GIVEN TASK: In the entries that follow, find the word "this" and report each line it is on.

+++++

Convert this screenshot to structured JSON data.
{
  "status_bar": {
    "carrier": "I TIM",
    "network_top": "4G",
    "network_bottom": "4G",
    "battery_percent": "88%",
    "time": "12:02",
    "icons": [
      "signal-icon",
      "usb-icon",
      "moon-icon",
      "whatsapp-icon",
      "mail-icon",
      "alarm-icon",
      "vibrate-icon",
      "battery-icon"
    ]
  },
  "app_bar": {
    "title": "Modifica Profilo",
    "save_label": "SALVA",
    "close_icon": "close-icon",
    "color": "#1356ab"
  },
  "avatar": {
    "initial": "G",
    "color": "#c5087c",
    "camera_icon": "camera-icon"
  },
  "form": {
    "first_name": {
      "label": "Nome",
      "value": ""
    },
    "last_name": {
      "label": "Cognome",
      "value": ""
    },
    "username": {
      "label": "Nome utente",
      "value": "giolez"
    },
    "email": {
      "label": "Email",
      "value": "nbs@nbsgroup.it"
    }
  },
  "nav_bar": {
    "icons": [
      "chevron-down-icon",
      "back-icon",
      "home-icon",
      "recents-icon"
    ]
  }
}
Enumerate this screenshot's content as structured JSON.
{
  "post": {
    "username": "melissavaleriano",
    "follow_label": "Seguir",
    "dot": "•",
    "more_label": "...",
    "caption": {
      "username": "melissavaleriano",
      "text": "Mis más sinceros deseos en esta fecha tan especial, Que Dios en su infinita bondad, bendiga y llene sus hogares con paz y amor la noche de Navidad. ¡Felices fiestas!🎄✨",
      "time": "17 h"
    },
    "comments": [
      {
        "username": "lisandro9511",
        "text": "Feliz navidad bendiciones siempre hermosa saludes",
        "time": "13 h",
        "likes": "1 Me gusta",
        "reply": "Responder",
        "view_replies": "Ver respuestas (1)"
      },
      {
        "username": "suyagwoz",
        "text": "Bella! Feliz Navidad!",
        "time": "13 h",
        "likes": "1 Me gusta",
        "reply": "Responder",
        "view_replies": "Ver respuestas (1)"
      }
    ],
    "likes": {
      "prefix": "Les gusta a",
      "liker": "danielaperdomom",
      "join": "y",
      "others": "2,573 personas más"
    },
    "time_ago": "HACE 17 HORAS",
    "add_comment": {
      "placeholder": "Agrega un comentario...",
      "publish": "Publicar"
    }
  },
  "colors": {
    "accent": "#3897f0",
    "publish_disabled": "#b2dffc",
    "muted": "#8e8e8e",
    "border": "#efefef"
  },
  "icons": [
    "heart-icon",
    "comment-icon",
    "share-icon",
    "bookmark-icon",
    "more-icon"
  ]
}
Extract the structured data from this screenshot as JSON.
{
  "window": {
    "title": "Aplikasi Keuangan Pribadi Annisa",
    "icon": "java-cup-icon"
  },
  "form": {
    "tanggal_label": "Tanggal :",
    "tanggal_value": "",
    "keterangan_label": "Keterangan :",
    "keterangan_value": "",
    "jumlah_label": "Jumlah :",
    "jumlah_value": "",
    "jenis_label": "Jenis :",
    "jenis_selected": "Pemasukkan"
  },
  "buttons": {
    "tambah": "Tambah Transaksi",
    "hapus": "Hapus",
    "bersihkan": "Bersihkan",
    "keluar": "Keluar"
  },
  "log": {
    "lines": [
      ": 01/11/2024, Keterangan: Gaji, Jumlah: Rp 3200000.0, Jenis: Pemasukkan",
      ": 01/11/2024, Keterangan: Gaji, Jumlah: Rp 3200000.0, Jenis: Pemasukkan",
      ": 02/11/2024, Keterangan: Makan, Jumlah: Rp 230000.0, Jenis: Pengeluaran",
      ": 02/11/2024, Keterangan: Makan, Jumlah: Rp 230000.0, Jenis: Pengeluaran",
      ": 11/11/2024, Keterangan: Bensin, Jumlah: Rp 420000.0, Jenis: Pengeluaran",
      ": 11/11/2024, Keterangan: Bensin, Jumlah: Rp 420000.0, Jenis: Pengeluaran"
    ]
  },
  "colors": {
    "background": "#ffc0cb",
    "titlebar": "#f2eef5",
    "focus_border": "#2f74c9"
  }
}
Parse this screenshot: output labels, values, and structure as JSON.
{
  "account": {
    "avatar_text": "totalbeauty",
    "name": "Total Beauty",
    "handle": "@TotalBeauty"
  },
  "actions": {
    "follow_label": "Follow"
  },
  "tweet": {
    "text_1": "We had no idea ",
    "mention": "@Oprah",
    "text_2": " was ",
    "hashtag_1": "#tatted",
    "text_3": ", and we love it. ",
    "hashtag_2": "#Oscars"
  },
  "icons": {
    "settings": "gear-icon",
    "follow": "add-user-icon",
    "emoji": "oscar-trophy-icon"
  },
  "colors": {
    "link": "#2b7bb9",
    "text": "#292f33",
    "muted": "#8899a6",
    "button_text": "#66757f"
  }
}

+++++

EXERCISE ANSWER:
Convert this screenshot to structured JSON data.
Enumerate this screenshot's content as structured JSON.
Extract the structured data from this screenshot as JSON.
Parse this screenshot: output labels, values, and structure as JSON.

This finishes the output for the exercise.